### [Written instruction]
Extract all records. Keep each one exact.

### [Exercise materials]
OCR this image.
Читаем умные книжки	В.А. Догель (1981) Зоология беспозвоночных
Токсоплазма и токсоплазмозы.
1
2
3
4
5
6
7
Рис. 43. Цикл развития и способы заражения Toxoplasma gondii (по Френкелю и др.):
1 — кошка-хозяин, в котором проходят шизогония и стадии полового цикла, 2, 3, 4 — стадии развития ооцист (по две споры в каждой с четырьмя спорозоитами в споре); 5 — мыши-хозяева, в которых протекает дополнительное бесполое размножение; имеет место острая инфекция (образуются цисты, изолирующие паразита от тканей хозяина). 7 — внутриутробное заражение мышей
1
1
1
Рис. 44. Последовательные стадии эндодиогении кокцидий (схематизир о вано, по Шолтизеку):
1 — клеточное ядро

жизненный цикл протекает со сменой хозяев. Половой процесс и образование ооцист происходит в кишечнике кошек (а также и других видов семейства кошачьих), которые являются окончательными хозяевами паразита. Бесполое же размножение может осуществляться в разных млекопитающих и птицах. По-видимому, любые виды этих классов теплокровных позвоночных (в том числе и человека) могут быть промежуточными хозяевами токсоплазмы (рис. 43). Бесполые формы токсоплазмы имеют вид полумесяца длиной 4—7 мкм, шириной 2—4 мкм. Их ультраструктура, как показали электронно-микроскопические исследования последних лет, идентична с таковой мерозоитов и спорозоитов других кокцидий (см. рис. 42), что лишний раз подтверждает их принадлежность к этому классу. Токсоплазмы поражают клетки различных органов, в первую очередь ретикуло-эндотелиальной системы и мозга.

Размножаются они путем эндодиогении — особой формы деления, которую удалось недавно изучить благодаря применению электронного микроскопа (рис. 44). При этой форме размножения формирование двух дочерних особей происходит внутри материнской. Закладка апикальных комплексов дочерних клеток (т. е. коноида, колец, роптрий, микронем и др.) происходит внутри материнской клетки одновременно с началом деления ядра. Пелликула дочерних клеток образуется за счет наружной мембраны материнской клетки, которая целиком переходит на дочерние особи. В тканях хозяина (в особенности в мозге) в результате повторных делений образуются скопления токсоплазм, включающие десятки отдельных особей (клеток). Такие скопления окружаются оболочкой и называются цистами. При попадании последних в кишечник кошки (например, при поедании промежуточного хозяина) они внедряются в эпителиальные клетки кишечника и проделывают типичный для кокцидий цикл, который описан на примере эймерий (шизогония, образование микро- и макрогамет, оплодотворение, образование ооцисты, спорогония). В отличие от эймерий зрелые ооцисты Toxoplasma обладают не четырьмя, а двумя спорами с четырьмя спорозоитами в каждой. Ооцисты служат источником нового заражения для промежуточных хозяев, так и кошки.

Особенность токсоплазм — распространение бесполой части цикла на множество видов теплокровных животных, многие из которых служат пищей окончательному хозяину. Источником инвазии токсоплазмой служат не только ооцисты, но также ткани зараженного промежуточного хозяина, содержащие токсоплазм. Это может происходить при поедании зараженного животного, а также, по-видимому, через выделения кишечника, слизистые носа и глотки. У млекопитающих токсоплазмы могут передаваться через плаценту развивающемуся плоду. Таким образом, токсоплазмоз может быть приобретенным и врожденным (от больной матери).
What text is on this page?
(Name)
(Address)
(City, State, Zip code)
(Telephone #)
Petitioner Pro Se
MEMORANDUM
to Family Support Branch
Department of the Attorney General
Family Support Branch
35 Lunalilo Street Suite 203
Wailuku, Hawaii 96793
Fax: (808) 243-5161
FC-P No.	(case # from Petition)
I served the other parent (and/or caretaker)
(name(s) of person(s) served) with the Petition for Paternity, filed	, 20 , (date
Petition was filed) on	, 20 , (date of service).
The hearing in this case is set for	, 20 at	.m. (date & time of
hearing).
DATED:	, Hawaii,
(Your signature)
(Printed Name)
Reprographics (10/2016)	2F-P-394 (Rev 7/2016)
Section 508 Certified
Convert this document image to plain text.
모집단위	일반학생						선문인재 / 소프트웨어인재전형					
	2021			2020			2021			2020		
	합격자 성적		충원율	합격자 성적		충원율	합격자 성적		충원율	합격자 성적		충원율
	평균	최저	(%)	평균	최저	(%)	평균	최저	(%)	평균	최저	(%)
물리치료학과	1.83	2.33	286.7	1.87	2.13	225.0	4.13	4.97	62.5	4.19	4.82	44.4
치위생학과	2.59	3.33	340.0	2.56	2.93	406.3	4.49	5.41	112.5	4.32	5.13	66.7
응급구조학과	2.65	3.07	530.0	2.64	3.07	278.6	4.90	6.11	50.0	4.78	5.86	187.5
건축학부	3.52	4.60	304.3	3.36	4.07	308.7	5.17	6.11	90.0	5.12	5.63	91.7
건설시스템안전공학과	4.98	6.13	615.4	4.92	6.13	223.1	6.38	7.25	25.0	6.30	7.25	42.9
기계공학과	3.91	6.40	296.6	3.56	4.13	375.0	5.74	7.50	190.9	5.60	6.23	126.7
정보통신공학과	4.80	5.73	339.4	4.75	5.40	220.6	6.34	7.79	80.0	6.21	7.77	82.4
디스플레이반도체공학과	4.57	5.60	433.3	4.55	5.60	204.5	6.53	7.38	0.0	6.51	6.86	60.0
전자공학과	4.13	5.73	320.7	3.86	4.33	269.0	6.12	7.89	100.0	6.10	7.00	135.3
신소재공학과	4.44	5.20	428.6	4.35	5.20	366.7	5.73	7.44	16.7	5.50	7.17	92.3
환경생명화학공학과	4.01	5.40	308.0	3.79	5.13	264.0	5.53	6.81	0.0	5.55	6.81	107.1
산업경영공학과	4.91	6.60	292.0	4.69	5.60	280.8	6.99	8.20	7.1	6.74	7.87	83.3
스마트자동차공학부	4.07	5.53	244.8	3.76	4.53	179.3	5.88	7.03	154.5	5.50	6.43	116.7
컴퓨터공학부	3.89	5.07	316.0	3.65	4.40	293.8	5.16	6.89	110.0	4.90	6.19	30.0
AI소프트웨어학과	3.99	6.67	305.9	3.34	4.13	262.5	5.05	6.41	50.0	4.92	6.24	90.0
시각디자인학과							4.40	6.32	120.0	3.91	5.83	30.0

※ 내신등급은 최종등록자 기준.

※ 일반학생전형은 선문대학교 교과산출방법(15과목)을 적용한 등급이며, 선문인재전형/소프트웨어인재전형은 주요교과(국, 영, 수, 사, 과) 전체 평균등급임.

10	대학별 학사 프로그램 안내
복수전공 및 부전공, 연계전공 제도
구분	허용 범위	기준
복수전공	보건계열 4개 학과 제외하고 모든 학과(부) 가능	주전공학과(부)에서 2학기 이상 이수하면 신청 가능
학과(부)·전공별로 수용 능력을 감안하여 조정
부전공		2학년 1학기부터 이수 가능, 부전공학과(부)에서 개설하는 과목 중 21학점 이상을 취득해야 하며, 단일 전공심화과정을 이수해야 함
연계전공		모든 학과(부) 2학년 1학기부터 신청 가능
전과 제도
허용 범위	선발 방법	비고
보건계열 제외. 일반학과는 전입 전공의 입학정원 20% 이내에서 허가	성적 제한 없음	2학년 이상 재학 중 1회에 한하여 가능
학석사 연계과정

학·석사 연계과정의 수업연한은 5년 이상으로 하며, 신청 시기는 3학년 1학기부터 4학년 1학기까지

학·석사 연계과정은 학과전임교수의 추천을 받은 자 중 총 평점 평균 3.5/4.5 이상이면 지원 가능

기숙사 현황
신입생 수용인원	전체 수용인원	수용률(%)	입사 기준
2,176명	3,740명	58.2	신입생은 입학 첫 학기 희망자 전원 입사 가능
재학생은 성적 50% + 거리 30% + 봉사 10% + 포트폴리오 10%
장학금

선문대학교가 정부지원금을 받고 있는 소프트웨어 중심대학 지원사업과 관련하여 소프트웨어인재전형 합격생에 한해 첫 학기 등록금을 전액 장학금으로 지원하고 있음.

### [Solution to this task]
OCR this image.
Читаем умные книжки	В.А. Догель (1981) Зоология беспозвоночных
Токсоплазма и токсоплазмозы.
1
2
3
4
5
6
7
Рис. 43. Цикл развития и способы заражения Toxoplasma gondii (по Френкелю и др.):
1 — кошка-хозяин, в котором проходят шизогония и стадии полового цикла, 2, 3, 4 — стадии развития ооцист (по две споры в каждой с четырьмя спорозоитами в споре); 5 — мыши-хозяева, в которых протекает дополнительное бесполое размножение; имеет место острая инфекция (образуются цисты, изолирующие паразита от тканей хозяина). 7 — внутриутробное заражение мышей
1
1
1
Рис. 44. Последовательные стадии эндодиогении кокцидий (схематизир о вано, по Шолтизеку):
1 — клеточное ядро

жизненный цикл протекает со сменой хозяев. Половой процесс и образование ооцист происходит в кишечнике кошек (а также и других видов семейства кошачьих), которые являются окончательными хозяевами паразита. Бесполое же размножение может осуществляться в разных млекопитающих и птицах. По-видимому, любые виды этих классов теплокровных позвоночных (в том числе и человека) могут быть промежуточными хозяевами токсоплазмы (рис. 43). Бесполые формы токсоплазмы имеют вид полумесяца длиной 4—7 мкм, шириной 2—4 мкм. Их ультраструктура, как показали электронно-микроскопические исследования последних лет, идентична с таковой мерозоитов и спорозоитов других кокцидий (см. рис. 42), что лишний раз подтверждает их принадлежность к этому классу. Токсоплазмы поражают клетки различных органов, в первую очередь ретикуло-эндотелиальной системы и мозга.

Размножаются они путем эндодиогении — особой формы деления, которую удалось недавно изучить благодаря применению электронного микроскопа (рис. 44). При этой форме размножения формирование двух дочерних особей происходит внутри материнской. Закладка апикальных комплексов дочерних клеток (т. е. коноида, колец, роптрий, микронем и др.) происходит внутри материнской клетки одновременно с началом деления ядра. Пелликула дочерних клеток образуется за счет наружной мембраны материнской клетки, которая целиком переходит на дочерние особи. В тканях хозяина (в особенности в мозге) в результате повторных делений образуются скопления токсоплазм, включающие десятки отдельных особей (клеток). Такие скопления окружаются оболочкой и называются цистами. При попадании последних в кишечник кошки (например, при поедании промежуточного хозяина) они внедряются в эпителиальные клетки кишечника и проделывают типичный для кокцидий цикл, который описан на примере эймерий (шизогония, образование микро- и макрогамет, оплодотворение, образование ооцисты, спорогония). В отличие от эймерий зрелые ооцисты Toxoplasma обладают не четырьмя, а двумя спорами с четырьмя спорозоитами в каждой. Ооцисты служат источником нового заражения для промежуточных хозяев, так и кошки.

Особенность токсоплазм — распространение бесполой части цикла на множество видов теплокровных животных, многие из которых служат пищей окончательному хозяину. Источником инвазии токсоплазмой служат не только ооцисты, но также ткани зараженного промежуточного хозяина, содержащие токсоплазм. Это может происходить при поедании зараженного животного, а также, по-видимому, через выделения кишечника, слизистые носа и глотки. У млекопитающих токсоплазмы могут передаваться через плаценту развивающемуся плоду. Таким образом, токсоплазмоз может быть приобретенным и врожденным (от больной матери).
What text is on this page?
(Name)
(Address)
(City, State, Zip code)
(Telephone #)
Petitioner Pro Se
MEMORANDUM
to Family Support Branch
Department of the Attorney General
Family Support Branch
35 Lunalilo Street Suite 203
Wailuku, Hawaii 96793
Fax: (808) 243-5161
FC-P No.	(case # from Petition)
I served the other parent (and/or caretaker)
(name(s) of person(s) served) with the Petition for Paternity, filed	, 20 , (date
Petition was filed) on	, 20 , (date of service).
The hearing in this case is set for	, 20 at	.m. (date & time of
hearing).
DATED:	, Hawaii,
(Your signature)
(Printed Name)
Reprographics (10/2016)	2F-P-394 (Rev 7/2016)
Section 508 Certified
Convert this document image to plain text.
모집단위	일반학생						선문인재 / 소프트웨어인재전형					
	2021			2020			2021			2020		
	합격자 성적		충원율	합격자 성적		충원율	합격자 성적		충원율	합격자 성적		충원율
	평균	최저	(%)	평균	최저	(%)	평균	최저	(%)	평균	최저	(%)
물리치료학과	1.83	2.33	286.7	1.87	2.13	225.0	4.13	4.97	62.5	4.19	4.82	44.4
치위생학과	2.59	3.33	340.0	2.56	2.93	406.3	4.49	5.41	112.5	4.32	5.13	66.7
응급구조학과	2.65	3.07	530.0	2.64	3.07	278.6	4.90	6.11	50.0	4.78	5.86	187.5
건축학부	3.52	4.60	304.3	3.36	4.07	308.7	5.17	6.11	90.0	5.12	5.63	91.7
건설시스템안전공학과	4.98	6.13	615.4	4.92	6.13	223.1	6.38	7.25	25.0	6.30	7.25	42.9
기계공학과	3.91	6.40	296.6	3.56	4.13	375.0	5.74	7.50	190.9	5.60	6.23	126.7
정보통신공학과	4.80	5.73	339.4	4.75	5.40	220.6	6.34	7.79	80.0	6.21	7.77	82.4
디스플레이반도체공학과	4.57	5.60	433.3	4.55	5.60	204.5	6.53	7.38	0.0	6.51	6.86	60.0
전자공학과	4.13	5.73	320.7	3.86	4.33	269.0	6.12	7.89	100.0	6.10	7.00	135.3
신소재공학과	4.44	5.20	428.6	4.35	5.20	366.7	5.73	7.44	16.7	5.50	7.17	92.3
환경생명화학공학과	4.01	5.40	308.0	3.79	5.13	264.0	5.53	6.81	0.0	5.55	6.81	107.1
산업경영공학과	4.91	6.60	292.0	4.69	5.60	280.8	6.99	8.20	7.1	6.74	7.87	83.3
스마트자동차공학부	4.07	5.53	244.8	3.76	4.53	179.3	5.88	7.03	154.5	5.50	6.43	116.7
컴퓨터공학부	3.89	5.07	316.0	3.65	4.40	293.8	5.16	6.89	110.0	4.90	6.19	30.0
AI소프트웨어학과	3.99	6.67	305.9	3.34	4.13	262.5	5.05	6.41	50.0	4.92	6.24	90.0
시각디자인학과							4.40	6.32	120.0	3.91	5.83	30.0

※ 내신등급은 최종등록자 기준.

※ 일반학생전형은 선문대학교 교과산출방법(15과목)을 적용한 등급이며, 선문인재전형/소프트웨어인재전형은 주요교과(국, 영, 수, 사, 과) 전체 평균등급임.

10	대학별 학사 프로그램 안내
복수전공 및 부전공, 연계전공 제도
구분	허용 범위	기준
복수전공	보건계열 4개 학과 제외하고 모든 학과(부) 가능	주전공학과(부)에서 2학기 이상 이수하면 신청 가능
학과(부)·전공별로 수용 능력을 감안하여 조정
부전공		2학년 1학기부터 이수 가능, 부전공학과(부)에서 개설하는 과목 중 21학점 이상을 취득해야 하며, 단일 전공심화과정을 이수해야 함
연계전공		모든 학과(부) 2학년 1학기부터 신청 가능
전과 제도
허용 범위	선발 방법	비고
보건계열 제외. 일반학과는 전입 전공의 입학정원 20% 이내에서 허가	성적 제한 없음	2학년 이상 재학 중 1회에 한하여 가능
학석사 연계과정

학·석사 연계과정의 수업연한은 5년 이상으로 하며, 신청 시기는 3학년 1학기부터 4학년 1학기까지

학·석사 연계과정은 학과전임교수의 추천을 받은 자 중 총 평점 평균 3.5/4.5 이상이면 지원 가능

기숙사 현황
신입생 수용인원	전체 수용인원	수용률(%)	입사 기준
2,176명	3,740명	58.2	신입생은 입학 첫 학기 희망자 전원 입사 가능
재학생은 성적 50% + 거리 30% + 봉사 10% + 포트폴리오 10%
장학금

선문대학교가 정부지원금을 받고 있는 소프트웨어 중심대학 지원사업과 관련하여 소프트웨어인재전형 합격생에 한해 첫 학기 등록금을 전액 장학금으로 지원하고 있음.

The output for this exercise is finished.